__Saved entries__.
+ + + + + + +
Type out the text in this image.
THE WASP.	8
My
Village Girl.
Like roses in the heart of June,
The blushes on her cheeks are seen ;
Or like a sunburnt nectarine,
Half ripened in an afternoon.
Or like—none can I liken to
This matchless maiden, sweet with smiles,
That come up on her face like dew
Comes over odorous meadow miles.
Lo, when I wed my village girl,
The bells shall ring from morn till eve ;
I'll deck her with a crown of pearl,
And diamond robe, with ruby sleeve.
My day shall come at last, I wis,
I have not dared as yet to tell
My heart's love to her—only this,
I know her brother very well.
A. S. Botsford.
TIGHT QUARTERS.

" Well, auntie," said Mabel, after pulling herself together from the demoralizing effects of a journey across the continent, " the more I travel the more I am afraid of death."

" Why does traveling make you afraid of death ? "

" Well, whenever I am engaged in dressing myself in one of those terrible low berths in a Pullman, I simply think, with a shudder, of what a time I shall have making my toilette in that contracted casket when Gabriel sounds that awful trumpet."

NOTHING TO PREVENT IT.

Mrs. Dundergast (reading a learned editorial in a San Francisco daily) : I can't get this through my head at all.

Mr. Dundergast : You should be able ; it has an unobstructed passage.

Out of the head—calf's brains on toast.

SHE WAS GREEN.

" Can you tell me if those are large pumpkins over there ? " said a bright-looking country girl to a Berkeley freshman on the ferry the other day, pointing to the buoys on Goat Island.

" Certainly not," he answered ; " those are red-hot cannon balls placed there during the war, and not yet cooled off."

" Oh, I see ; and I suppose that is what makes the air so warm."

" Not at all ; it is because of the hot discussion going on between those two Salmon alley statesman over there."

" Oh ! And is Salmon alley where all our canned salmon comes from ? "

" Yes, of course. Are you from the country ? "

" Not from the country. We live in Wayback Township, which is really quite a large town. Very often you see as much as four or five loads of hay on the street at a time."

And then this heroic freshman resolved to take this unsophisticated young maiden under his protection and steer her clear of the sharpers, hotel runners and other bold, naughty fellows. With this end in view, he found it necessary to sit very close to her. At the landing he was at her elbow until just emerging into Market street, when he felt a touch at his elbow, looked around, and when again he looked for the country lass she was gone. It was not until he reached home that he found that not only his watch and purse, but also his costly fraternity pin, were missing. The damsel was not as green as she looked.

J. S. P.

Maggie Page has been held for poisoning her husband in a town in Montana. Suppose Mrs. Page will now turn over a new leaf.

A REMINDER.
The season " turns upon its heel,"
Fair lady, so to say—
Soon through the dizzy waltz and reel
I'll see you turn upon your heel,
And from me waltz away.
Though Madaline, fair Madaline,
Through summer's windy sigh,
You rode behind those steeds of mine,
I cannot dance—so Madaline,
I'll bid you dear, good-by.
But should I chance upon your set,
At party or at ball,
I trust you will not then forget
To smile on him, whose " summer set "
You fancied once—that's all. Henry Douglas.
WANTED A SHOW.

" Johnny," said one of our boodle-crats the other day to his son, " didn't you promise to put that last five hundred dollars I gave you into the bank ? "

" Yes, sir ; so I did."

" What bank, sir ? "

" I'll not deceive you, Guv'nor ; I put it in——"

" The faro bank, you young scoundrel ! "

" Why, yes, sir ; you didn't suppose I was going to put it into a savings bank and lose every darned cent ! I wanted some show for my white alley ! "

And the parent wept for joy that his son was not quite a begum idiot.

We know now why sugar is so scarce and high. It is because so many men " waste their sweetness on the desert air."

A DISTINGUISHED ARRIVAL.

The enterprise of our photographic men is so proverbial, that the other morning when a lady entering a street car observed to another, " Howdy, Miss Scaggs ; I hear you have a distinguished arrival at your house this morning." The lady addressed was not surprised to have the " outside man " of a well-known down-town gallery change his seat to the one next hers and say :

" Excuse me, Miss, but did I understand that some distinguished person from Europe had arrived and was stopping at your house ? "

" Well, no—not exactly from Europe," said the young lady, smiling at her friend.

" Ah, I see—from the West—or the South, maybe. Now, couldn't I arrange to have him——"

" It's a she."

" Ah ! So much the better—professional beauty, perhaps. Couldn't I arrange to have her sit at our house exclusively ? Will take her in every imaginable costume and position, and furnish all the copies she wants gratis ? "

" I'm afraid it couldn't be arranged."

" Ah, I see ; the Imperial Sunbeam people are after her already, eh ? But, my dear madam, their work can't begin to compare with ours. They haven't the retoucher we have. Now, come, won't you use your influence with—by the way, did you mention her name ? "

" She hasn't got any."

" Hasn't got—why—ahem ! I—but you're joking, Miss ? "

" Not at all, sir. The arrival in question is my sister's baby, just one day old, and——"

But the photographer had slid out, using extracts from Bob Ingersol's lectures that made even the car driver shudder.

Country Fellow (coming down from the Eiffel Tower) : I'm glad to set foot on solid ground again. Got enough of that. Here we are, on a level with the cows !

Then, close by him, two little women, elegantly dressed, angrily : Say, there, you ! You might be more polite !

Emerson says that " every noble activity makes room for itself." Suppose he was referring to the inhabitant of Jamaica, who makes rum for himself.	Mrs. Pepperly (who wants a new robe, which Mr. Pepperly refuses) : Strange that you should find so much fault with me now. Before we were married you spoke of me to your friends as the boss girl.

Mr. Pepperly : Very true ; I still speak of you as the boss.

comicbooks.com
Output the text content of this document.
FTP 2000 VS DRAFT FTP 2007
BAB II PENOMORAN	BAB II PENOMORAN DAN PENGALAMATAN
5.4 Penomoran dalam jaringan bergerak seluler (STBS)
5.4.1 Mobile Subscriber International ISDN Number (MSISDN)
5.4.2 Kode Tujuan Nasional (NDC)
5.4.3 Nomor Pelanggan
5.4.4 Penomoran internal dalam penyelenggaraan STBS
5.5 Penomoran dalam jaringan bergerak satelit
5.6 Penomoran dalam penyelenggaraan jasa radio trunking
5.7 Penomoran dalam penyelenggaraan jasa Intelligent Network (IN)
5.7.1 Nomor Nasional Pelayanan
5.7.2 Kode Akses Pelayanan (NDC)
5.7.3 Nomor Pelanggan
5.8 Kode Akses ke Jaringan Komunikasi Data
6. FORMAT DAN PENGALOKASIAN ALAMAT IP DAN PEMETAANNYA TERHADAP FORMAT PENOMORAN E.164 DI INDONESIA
+ + + + + + +
__WHAT TO WORK ON__. All of the entries need to be reproduced exactly; please write them out.

__RESPONSE TO THIS EXERCISE__.
Type out the text in this image.
THE WASP.	8
My
Village Girl.
Like roses in the heart of June,
The blushes on her cheeks are seen ;
Or like a sunburnt nectarine,
Half ripened in an afternoon.
Or like—none can I liken to
This matchless maiden, sweet with smiles,
That come up on her face like dew
Comes over odorous meadow miles.
Lo, when I wed my village girl,
The bells shall ring from morn till eve ;
I'll deck her with a crown of pearl,
And diamond robe, with ruby sleeve.
My day shall come at last, I wis,
I have not dared as yet to tell
My heart's love to her—only this,
I know her brother very well.
A. S. Botsford.
TIGHT QUARTERS.

" Well, auntie," said Mabel, after pulling herself together from the demoralizing effects of a journey across the continent, " the more I travel the more I am afraid of death."

" Why does traveling make you afraid of death ? "

" Well, whenever I am engaged in dressing myself in one of those terrible low berths in a Pullman, I simply think, with a shudder, of what a time I shall have making my toilette in that contracted casket when Gabriel sounds that awful trumpet."

NOTHING TO PREVENT IT.

Mrs. Dundergast (reading a learned editorial in a San Francisco daily) : I can't get this through my head at all.

Mr. Dundergast : You should be able ; it has an unobstructed passage.

Out of the head—calf's brains on toast.

SHE WAS GREEN.

" Can you tell me if those are large pumpkins over there ? " said a bright-looking country girl to a Berkeley freshman on the ferry the other day, pointing to the buoys on Goat Island.

" Certainly not," he answered ; " those are red-hot cannon balls placed there during the war, and not yet cooled off."

" Oh, I see ; and I suppose that is what makes the air so warm."

" Not at all ; it is because of the hot discussion going on between those two Salmon alley statesman over there."

" Oh ! And is Salmon alley where all our canned salmon comes from ? "

" Yes, of course. Are you from the country ? "

" Not from the country. We live in Wayback Township, which is really quite a large town. Very often you see as much as four or five loads of hay on the street at a time."

And then this heroic freshman resolved to take this unsophisticated young maiden under his protection and steer her clear of the sharpers, hotel runners and other bold, naughty fellows. With this end in view, he found it necessary to sit very close to her. At the landing he was at her elbow until just emerging into Market street, when he felt a touch at his elbow, looked around, and when again he looked for the country lass she was gone. It was not until he reached home that he found that not only his watch and purse, but also his costly fraternity pin, were missing. The damsel was not as green as she looked.

J. S. P.

Maggie Page has been held for poisoning her husband in a town in Montana. Suppose Mrs. Page will now turn over a new leaf.

A REMINDER.
The season " turns upon its heel,"
Fair lady, so to say—
Soon through the dizzy waltz and reel
I'll see you turn upon your heel,
And from me waltz away.
Though Madaline, fair Madaline,
Through summer's windy sigh,
You rode behind those steeds of mine,
I cannot dance—so Madaline,
I'll bid you dear, good-by.
But should I chance upon your set,
At party or at ball,
I trust you will not then forget
To smile on him, whose " summer set "
You fancied once—that's all. Henry Douglas.
WANTED A SHOW.

" Johnny," said one of our boodle-crats the other day to his son, " didn't you promise to put that last five hundred dollars I gave you into the bank ? "

" Yes, sir ; so I did."

" What bank, sir ? "

" I'll not deceive you, Guv'nor ; I put it in——"

" The faro bank, you young scoundrel ! "

" Why, yes, sir ; you didn't suppose I was going to put it into a savings bank and lose every darned cent ! I wanted some show for my white alley ! "

And the parent wept for joy that his son was not quite a begum idiot.

We know now why sugar is so scarce and high. It is because so many men " waste their sweetness on the desert air."

A DISTINGUISHED ARRIVAL.

The enterprise of our photographic men is so proverbial, that the other morning when a lady entering a street car observed to another, " Howdy, Miss Scaggs ; I hear you have a distinguished arrival at your house this morning." The lady addressed was not surprised to have the " outside man " of a well-known down-town gallery change his seat to the one next hers and say :

" Excuse me, Miss, but did I understand that some distinguished person from Europe had arrived and was stopping at your house ? "

" Well, no—not exactly from Europe," said the young lady, smiling at her friend.

" Ah, I see—from the West—or the South, maybe. Now, couldn't I arrange to have him——"

" It's a she."

" Ah ! So much the better—professional beauty, perhaps. Couldn't I arrange to have her sit at our house exclusively ? Will take her in every imaginable costume and position, and furnish all the copies she wants gratis ? "

" I'm afraid it couldn't be arranged."

" Ah, I see ; the Imperial Sunbeam people are after her already, eh ? But, my dear madam, their work can't begin to compare with ours. They haven't the retoucher we have. Now, come, won't you use your influence with—by the way, did you mention her name ? "

" She hasn't got any."

" Hasn't got—why—ahem ! I—but you're joking, Miss ? "

" Not at all, sir. The arrival in question is my sister's baby, just one day old, and——"

But the photographer had slid out, using extracts from Bob Ingersol's lectures that made even the car driver shudder.

Country Fellow (coming down from the Eiffel Tower) : I'm glad to set foot on solid ground again. Got enough of that. Here we are, on a level with the cows !

Then, close by him, two little women, elegantly dressed, angrily : Say, there, you ! You might be more polite !

Emerson says that " every noble activity makes room for itself." Suppose he was referring to the inhabitant of Jamaica, who makes rum for himself.	Mrs. Pepperly (who wants a new robe, which Mr. Pepperly refuses) : Strange that you should find so much fault with me now. Before we were married you spoke of me to your friends as the boss girl.

Mr. Pepperly : Very true ; I still speak of you as the boss.

comicbooks.com
Output the text content of this document.
FTP 2000 VS DRAFT FTP 2007
BAB II PENOMORAN	BAB II PENOMORAN DAN PENGALAMATAN
5.4 Penomoran dalam jaringan bergerak seluler (STBS)
5.4.1 Mobile Subscriber International ISDN Number (MSISDN)
5.4.2 Kode Tujuan Nasional (NDC)
5.4.3 Nomor Pelanggan
5.4.4 Penomoran internal dalam penyelenggaraan STBS
5.5 Penomoran dalam jaringan bergerak satelit
5.6 Penomoran dalam penyelenggaraan jasa radio trunking
5.7 Penomoran dalam penyelenggaraan jasa Intelligent Network (IN)
5.7.1 Nomor Nasional Pelayanan
5.7.2 Kode Akses Pelayanan (NDC)
5.7.3 Nomor Pelanggan
5.8 Kode Akses ke Jaringan Komunikasi Data
6. FORMAT DAN PENGALOKASIAN ALAMAT IP DAN PEMETAANNYA TERHADAP FORMAT PENOMORAN E.164 DI INDONESIA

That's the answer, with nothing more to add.